* EXERCISE REQUIREMENTS *
Search the listing for "table" and copy every line where it appears.

Records from a data collection
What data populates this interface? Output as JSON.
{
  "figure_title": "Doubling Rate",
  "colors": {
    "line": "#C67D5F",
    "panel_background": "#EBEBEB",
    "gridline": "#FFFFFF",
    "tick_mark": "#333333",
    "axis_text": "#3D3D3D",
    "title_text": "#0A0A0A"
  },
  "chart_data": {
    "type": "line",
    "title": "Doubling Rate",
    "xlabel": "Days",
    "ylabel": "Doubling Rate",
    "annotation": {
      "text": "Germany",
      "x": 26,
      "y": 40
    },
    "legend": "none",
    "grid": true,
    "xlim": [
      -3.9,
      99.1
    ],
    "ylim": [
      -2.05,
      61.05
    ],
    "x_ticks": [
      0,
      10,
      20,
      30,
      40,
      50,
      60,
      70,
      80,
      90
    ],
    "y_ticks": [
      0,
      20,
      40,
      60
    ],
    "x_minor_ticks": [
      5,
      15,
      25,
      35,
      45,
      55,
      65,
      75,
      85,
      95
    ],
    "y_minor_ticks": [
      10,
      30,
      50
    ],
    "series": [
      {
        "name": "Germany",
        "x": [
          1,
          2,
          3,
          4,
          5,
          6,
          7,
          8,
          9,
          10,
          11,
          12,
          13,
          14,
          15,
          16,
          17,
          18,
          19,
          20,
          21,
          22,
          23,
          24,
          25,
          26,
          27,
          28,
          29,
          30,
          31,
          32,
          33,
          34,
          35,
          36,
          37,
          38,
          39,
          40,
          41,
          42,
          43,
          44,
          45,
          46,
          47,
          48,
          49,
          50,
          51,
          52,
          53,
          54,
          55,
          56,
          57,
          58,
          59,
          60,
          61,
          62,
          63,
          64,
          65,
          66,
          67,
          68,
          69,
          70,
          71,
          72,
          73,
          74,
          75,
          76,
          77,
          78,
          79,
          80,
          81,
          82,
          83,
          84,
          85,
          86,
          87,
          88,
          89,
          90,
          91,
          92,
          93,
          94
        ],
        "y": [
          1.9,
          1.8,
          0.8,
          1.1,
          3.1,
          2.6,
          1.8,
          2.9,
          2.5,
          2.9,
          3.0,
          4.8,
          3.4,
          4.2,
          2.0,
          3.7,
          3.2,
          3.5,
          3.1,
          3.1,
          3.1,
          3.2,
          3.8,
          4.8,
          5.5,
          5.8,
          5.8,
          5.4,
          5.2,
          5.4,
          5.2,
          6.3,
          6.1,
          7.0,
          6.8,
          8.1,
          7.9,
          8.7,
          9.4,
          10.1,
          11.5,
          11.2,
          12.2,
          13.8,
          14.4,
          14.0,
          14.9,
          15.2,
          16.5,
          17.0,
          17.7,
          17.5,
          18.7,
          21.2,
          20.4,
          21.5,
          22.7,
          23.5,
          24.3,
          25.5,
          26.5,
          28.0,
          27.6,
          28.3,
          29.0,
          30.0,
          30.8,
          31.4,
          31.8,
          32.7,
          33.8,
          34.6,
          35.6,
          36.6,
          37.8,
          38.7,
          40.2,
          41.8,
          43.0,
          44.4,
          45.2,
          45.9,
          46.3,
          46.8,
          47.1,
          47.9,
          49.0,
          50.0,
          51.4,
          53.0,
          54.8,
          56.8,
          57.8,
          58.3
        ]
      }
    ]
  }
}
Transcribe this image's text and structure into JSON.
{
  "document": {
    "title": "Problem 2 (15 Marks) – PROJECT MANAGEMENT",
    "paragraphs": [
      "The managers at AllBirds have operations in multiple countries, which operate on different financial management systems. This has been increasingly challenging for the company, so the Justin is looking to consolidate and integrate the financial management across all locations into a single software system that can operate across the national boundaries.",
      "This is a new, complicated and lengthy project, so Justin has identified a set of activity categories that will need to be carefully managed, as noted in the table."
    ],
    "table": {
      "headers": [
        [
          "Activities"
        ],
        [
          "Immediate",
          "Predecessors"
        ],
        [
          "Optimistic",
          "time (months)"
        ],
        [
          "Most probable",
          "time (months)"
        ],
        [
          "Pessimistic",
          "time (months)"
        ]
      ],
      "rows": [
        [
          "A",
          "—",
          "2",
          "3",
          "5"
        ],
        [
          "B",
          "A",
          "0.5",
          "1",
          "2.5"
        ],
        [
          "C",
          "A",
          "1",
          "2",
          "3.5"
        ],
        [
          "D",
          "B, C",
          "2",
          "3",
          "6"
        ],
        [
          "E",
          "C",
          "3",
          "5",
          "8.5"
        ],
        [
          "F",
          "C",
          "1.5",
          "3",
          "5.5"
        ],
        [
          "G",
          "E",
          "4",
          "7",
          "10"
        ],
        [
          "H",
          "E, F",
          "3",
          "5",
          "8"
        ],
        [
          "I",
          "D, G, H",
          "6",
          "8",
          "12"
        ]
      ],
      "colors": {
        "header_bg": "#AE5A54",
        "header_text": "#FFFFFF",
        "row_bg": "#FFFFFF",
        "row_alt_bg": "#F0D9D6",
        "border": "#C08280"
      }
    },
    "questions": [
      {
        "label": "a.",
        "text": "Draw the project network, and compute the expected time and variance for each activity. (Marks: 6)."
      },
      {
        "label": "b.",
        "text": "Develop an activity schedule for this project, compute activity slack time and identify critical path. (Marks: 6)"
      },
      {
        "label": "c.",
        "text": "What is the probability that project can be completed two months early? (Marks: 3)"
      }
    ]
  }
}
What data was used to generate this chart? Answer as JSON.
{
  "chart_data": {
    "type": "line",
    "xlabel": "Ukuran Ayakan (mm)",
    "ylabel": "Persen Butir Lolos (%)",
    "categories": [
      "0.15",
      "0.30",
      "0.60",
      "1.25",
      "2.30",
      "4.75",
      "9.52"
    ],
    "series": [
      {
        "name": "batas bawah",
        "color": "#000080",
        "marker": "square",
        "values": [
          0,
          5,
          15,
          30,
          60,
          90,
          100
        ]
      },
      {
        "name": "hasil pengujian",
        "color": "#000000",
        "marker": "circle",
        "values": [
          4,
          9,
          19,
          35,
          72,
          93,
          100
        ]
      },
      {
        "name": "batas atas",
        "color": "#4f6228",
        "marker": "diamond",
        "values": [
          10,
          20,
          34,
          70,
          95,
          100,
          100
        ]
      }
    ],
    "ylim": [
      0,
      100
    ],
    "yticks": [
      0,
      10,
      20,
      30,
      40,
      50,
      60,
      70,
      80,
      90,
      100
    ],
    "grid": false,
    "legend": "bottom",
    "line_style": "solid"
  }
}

* COMPLETE ANSWER *
      "This is a new, complicated and lengthy project, so Justin has identified a set of activity categories that will need to be carefully managed, as noted in the table."
    "table": {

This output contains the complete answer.